Set problem
Exactly reproduce each line of the listing that follows.
☆ ☆ ☆ ☆ ☆ ☆ ☆
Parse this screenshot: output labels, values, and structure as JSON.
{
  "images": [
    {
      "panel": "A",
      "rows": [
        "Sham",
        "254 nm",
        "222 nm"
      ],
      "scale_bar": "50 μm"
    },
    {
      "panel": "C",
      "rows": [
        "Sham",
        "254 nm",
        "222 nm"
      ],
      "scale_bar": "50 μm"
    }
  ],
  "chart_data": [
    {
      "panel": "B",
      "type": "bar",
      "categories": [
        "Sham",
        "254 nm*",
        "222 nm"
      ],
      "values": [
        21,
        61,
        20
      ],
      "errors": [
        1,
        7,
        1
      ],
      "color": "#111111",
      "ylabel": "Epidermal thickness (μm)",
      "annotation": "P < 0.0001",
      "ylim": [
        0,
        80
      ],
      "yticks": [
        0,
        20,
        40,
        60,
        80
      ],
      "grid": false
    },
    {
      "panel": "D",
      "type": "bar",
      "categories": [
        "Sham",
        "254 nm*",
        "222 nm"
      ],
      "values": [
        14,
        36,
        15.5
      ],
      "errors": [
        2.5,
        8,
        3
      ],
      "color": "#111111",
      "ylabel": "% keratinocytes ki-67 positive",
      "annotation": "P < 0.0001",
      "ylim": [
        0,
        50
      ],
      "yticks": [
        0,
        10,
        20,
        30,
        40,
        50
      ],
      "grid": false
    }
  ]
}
☆ ☆ ☆ ☆ ☆ ☆ ☆
Exercise output
Parse this screenshot: output labels, values, and structure as JSON.
{
  "images": [
    {
      "panel": "A",
      "rows": [
        "Sham",
        "254 nm",
        "222 nm"
      ],
      "scale_bar": "50 μm"
    },
    {
      "panel": "C",
      "rows": [
        "Sham",
        "254 nm",
        "222 nm"
      ],
      "scale_bar": "50 μm"
    }
  ],
  "chart_data": [
    {
      "panel": "B",
      "type": "bar",
      "categories": [
        "Sham",
        "254 nm*",
        "222 nm"
      ],
      "values": [
        21,
        61,
        20
      ],
      "errors": [
        1,
        7,
        1
      ],
      "color": "#111111",
      "ylabel": "Epidermal thickness (μm)",
      "annotation": "P < 0.0001",
      "ylim": [
        0,
        80
      ],
      "yticks": [
        0,
        20,
        40,
        60,
        80
      ],
      "grid": false
    },
    {
      "panel": "D",
      "type": "bar",
      "categories": [
        "Sham",
        "254 nm*",
        "222 nm"
      ],
      "values": [
        14,
        36,
        15.5
      ],
      "errors": [
        2.5,
        8,
        3
      ],
      "color": "#111111",
      "ylabel": "% keratinocytes ki-67 positive",
      "annotation": "P < 0.0001",
      "ylim": [
        0,
        50
      ],
      "yticks": [
        0,
        10,
        20,
        30,
        40,
        50
      ],
      "grid": false
    }
  ]
}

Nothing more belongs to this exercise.